- _DATA TO USE_
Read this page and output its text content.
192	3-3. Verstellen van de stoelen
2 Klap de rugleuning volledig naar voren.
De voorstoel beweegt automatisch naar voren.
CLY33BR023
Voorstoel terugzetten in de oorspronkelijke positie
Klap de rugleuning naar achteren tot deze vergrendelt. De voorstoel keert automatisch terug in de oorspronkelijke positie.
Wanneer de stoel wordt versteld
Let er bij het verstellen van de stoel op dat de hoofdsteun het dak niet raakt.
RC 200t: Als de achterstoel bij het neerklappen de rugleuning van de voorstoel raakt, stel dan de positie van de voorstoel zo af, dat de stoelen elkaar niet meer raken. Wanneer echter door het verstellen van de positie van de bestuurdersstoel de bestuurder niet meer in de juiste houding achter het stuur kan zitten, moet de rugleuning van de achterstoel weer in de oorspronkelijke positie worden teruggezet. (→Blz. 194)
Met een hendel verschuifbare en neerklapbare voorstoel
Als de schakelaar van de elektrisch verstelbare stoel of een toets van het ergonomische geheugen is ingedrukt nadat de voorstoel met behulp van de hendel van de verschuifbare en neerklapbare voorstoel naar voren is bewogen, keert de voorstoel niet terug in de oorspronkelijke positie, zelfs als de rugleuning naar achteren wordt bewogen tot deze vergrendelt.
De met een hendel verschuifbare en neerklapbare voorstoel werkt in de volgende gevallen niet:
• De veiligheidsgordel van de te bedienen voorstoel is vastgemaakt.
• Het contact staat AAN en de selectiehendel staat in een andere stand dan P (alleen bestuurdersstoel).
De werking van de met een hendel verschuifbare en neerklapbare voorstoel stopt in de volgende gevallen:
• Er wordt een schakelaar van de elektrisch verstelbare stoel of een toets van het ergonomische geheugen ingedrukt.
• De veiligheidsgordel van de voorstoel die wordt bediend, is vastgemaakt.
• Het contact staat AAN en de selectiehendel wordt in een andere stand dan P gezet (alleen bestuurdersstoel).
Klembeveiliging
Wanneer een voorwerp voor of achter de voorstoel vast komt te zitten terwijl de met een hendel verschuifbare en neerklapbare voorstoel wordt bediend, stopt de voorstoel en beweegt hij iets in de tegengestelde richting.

- _PROMPT_
Copy out each line that contains the word "volgende".

- _COMPLETE OUTPUT_
De met een hendel verschuifbare en neerklapbare voorstoel werkt in de volgende gevallen niet:
De werking van de met een hendel verschuifbare en neerklapbare voorstoel stopt in de volgende gevallen:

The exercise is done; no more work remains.